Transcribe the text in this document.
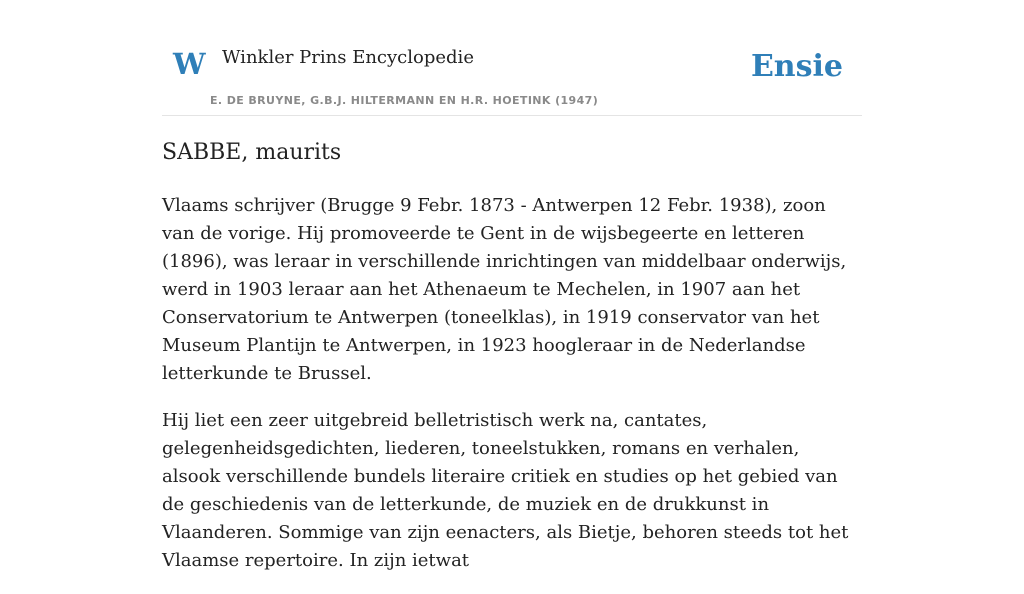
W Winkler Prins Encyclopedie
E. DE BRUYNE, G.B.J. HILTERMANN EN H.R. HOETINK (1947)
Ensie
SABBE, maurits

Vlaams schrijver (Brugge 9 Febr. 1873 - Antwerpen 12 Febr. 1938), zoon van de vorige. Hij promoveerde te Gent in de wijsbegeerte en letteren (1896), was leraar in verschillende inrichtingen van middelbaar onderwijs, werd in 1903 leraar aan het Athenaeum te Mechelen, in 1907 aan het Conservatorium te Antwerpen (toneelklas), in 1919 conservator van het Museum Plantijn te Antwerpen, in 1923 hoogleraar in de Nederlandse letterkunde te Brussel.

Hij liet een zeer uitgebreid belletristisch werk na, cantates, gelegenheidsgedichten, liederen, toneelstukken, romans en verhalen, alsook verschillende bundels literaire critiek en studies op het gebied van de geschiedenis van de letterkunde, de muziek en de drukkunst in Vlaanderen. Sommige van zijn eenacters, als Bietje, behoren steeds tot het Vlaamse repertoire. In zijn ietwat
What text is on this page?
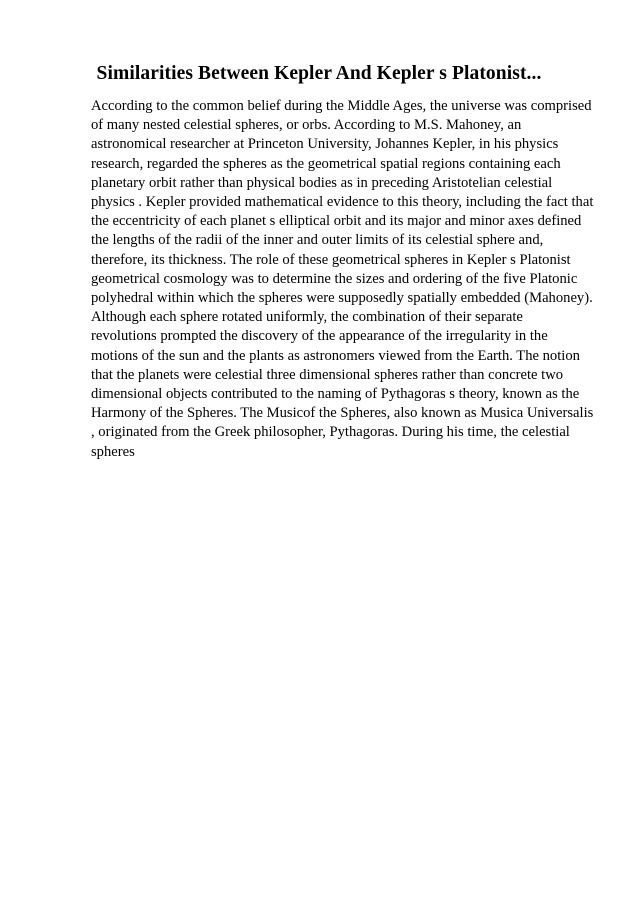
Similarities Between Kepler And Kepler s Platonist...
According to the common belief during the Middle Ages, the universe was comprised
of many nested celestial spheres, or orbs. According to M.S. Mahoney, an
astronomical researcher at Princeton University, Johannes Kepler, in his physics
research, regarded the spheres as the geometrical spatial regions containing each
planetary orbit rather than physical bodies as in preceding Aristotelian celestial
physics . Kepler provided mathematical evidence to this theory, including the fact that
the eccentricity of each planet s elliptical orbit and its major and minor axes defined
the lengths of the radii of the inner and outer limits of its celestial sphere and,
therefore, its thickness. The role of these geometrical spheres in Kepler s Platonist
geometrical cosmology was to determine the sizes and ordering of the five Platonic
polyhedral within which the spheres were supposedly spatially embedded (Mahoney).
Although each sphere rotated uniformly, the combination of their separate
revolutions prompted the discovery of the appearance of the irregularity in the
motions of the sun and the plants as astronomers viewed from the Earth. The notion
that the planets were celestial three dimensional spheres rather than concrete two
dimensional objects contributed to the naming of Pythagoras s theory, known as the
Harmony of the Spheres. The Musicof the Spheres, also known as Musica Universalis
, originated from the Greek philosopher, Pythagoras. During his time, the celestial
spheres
===
▶ Task description: Copy all of the entries verbatim, leaving out any pictures they contain.

▶ Solution to this task:
Transcribe the text in this document.
W Winkler Prins Encyclopedie
E. DE BRUYNE, G.B.J. HILTERMANN EN H.R. HOETINK (1947)
Ensie
SABBE, maurits

Vlaams schrijver (Brugge 9 Febr. 1873 - Antwerpen 12 Febr. 1938), zoon van de vorige. Hij promoveerde te Gent in de wijsbegeerte en letteren (1896), was leraar in verschillende inrichtingen van middelbaar onderwijs, werd in 1903 leraar aan het Athenaeum te Mechelen, in 1907 aan het Conservatorium te Antwerpen (toneelklas), in 1919 conservator van het Museum Plantijn te Antwerpen, in 1923 hoogleraar in de Nederlandse letterkunde te Brussel.

Hij liet een zeer uitgebreid belletristisch werk na, cantates, gelegenheidsgedichten, liederen, toneelstukken, romans en verhalen, alsook verschillende bundels literaire critiek en studies op het gebied van de geschiedenis van de letterkunde, de muziek en de drukkunst in Vlaanderen. Sommige van zijn eenacters, als Bietje, behoren steeds tot het Vlaamse repertoire. In zijn ietwat
What text is on this page?
Similarities Between Kepler And Kepler s Platonist...
According to the common belief during the Middle Ages, the universe was comprised
of many nested celestial spheres, or orbs. According to M.S. Mahoney, an
astronomical researcher at Princeton University, Johannes Kepler, in his physics
research, regarded the spheres as the geometrical spatial regions containing each
planetary orbit rather than physical bodies as in preceding Aristotelian celestial
physics . Kepler provided mathematical evidence to this theory, including the fact that
the eccentricity of each planet s elliptical orbit and its major and minor axes defined
the lengths of the radii of the inner and outer limits of its celestial sphere and,
therefore, its thickness. The role of these geometrical spheres in Kepler s Platonist
geometrical cosmology was to determine the sizes and ordering of the five Platonic
polyhedral within which the spheres were supposedly spatially embedded (Mahoney).
Although each sphere rotated uniformly, the combination of their separate
revolutions prompted the discovery of the appearance of the irregularity in the
motions of the sun and the plants as astronomers viewed from the Earth. The notion
that the planets were celestial three dimensional spheres rather than concrete two
dimensional objects contributed to the naming of Pythagoras s theory, known as the
Harmony of the Spheres. The Musicof the Spheres, also known as Musica Universalis
, originated from the Greek philosopher, Pythagoras. During his time, the celestial
spheres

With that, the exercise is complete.